**WHAT YOU NEED TO DO:** Search the listing for "icon" and copy every line where it appears.
===== INPUT RECORDS =====
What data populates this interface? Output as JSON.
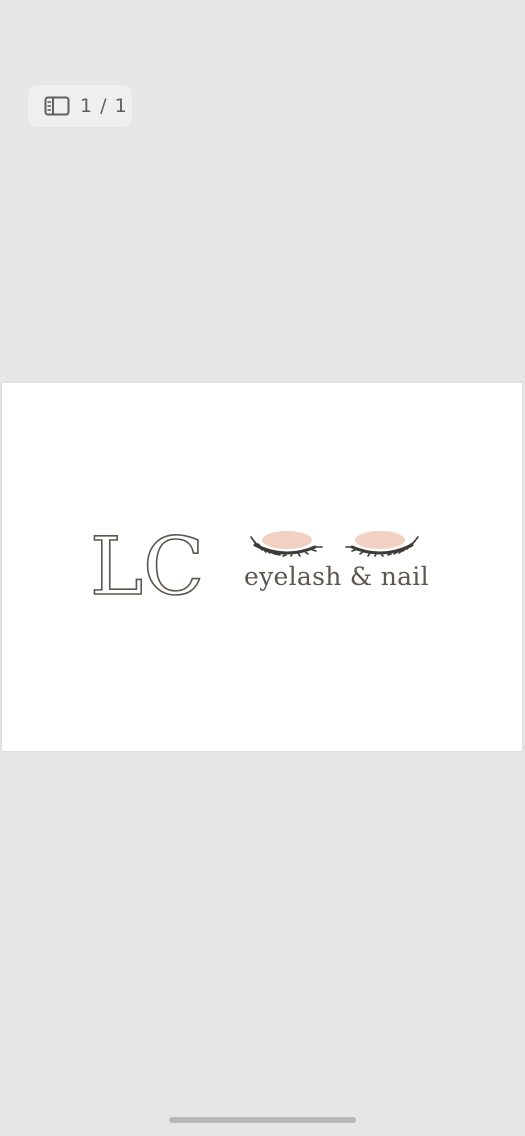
{
  "viewer": {
    "page_indicator": "1 / 1",
    "page_indicator_icon": "document-pages-icon"
  },
  "document": {
    "logo": {
      "monogram": "LC",
      "tagline": "eyelash & nail",
      "icon": "closed-eyelashes-icon",
      "colors": {
        "text": "#5b5650",
        "eyeshadow": "#f0c9b7",
        "lashes": "#3e3a36"
      }
    }
  }
}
=====
**WRITTEN RESPONSE:**
    "page_indicator_icon": "document-pages-icon"
      "icon": "closed-eyelashes-icon",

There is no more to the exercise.